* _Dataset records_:
☆ ☆ ☆

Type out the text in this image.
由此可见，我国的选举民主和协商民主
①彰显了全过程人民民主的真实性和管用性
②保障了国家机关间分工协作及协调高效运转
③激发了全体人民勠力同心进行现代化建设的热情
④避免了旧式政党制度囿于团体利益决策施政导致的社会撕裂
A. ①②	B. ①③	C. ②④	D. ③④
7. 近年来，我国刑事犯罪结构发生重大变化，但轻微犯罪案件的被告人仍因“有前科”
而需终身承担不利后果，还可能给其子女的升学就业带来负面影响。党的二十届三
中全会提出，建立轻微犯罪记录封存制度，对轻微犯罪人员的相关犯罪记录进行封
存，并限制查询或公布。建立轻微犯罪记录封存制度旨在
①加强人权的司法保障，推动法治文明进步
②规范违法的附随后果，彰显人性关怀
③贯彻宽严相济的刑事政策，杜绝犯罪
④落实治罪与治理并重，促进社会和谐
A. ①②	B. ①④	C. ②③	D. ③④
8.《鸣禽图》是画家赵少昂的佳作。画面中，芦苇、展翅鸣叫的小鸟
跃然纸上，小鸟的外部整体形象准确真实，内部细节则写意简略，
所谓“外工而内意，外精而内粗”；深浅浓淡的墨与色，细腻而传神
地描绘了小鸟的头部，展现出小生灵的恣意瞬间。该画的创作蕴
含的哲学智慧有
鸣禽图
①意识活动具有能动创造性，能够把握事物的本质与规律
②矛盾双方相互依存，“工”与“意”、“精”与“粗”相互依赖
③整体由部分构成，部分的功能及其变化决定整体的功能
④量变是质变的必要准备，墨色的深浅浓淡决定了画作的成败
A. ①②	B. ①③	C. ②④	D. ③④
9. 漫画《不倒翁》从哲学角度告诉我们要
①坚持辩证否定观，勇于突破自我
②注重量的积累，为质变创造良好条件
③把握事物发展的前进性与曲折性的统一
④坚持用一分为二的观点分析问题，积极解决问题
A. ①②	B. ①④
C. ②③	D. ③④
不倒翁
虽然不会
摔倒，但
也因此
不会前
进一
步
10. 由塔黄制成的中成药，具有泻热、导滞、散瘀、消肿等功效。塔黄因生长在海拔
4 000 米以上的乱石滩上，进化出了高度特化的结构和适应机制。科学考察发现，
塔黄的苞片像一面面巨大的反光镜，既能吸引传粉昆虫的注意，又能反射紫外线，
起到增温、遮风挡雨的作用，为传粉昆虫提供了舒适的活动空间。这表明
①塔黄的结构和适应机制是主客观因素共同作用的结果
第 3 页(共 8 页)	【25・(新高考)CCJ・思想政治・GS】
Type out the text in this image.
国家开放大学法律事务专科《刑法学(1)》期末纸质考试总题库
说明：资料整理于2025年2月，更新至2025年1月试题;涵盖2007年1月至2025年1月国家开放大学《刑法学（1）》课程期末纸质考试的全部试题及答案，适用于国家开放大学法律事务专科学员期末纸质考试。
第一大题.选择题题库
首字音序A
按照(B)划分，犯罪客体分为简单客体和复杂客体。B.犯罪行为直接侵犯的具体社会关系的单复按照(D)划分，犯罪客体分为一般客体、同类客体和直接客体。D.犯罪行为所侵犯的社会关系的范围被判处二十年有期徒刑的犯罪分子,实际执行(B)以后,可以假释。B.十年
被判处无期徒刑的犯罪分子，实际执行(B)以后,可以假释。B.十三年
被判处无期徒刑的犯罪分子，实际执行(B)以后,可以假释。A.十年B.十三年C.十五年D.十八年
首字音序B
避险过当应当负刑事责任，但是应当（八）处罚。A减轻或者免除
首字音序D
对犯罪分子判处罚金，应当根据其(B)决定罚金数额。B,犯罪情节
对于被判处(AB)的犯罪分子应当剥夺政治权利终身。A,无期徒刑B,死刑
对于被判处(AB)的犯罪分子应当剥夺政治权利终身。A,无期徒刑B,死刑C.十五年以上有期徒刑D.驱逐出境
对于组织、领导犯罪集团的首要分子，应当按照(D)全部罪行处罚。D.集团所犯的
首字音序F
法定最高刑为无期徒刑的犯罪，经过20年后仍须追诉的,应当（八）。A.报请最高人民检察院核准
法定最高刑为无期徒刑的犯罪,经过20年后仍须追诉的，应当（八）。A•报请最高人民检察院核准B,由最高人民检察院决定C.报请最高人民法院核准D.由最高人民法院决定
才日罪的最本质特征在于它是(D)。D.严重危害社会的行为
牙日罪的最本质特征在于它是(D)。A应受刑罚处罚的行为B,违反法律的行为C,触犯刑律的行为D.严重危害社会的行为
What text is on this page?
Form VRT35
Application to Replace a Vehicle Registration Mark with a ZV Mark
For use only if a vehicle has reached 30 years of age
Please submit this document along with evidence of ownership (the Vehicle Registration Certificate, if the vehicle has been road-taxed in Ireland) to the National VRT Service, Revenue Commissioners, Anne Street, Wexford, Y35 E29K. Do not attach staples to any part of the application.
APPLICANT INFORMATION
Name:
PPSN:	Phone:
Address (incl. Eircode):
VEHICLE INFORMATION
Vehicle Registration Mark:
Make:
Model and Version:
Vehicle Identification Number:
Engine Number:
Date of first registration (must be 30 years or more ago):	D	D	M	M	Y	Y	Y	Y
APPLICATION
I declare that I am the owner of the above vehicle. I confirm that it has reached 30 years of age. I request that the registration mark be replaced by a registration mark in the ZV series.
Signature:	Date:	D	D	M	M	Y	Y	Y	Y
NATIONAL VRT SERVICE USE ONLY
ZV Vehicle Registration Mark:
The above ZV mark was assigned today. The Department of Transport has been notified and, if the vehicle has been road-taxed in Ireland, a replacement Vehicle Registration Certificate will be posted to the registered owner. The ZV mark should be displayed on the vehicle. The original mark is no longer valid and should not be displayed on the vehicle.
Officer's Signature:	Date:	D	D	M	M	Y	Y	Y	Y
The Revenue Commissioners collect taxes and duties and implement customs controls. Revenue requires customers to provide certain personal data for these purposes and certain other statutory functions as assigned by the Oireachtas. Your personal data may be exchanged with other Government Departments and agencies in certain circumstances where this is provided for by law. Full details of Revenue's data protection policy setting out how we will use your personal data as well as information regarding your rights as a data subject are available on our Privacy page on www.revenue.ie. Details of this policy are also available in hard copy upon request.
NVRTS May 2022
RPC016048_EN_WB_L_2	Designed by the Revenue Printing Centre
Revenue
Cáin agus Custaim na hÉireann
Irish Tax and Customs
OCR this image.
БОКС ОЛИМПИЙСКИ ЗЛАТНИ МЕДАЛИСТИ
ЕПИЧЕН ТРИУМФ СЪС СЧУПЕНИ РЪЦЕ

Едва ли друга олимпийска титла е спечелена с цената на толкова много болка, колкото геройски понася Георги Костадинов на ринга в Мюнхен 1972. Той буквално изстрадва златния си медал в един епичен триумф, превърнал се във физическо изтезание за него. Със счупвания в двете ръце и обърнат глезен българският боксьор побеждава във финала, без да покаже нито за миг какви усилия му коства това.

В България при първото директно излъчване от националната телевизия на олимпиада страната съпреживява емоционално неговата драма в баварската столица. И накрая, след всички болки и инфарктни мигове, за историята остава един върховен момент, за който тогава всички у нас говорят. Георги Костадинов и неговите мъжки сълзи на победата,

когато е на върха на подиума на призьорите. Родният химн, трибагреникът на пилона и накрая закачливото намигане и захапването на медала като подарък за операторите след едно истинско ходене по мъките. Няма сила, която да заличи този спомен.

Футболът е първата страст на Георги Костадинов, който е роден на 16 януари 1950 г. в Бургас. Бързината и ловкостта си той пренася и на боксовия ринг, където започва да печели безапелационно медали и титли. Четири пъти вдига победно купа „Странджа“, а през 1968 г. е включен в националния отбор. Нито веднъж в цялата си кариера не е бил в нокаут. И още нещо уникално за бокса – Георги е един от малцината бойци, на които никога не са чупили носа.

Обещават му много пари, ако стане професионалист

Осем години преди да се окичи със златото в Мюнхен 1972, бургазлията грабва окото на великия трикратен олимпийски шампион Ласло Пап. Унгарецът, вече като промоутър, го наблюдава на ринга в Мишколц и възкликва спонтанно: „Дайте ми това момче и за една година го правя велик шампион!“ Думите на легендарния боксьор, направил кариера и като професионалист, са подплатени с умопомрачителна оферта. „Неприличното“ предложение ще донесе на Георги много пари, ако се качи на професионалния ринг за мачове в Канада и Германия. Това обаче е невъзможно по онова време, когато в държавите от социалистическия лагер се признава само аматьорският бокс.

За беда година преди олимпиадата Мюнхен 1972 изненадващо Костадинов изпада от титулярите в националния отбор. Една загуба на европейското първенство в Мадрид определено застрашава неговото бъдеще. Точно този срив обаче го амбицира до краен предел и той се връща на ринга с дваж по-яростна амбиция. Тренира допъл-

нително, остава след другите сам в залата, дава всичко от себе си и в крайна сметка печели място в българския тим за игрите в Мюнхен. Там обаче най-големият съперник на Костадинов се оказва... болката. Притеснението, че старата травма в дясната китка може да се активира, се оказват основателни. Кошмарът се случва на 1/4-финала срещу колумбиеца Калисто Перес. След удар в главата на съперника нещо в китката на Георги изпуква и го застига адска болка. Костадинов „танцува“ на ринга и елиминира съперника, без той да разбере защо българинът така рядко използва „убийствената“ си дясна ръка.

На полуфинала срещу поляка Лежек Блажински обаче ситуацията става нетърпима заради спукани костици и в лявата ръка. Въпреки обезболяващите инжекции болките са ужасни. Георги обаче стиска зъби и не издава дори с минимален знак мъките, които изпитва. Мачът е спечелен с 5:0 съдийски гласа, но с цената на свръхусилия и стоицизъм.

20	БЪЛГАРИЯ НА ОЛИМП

☆ ☆ ☆

* _TASK GOAL_: Copy out every line of the data that includes "Ireland".

* _EXERCISE OUTPUT_:
Please submit this document along with evidence of ownership (the Vehicle Registration Certificate, if the vehicle has been road-taxed in Ireland) to the National VRT Service, Revenue Commissioners, Anne Street, Wexford, Y35 E29K. Do not attach staples to any part of the application.
The above ZV mark was assigned today. The Department of Transport has been notified and, if the vehicle has been road-taxed in Ireland, a replacement Vehicle Registration Certificate will be posted to the registered owner. The ZV mark should be displayed on the vehicle. The original mark is no longer valid and should not be displayed on the vehicle.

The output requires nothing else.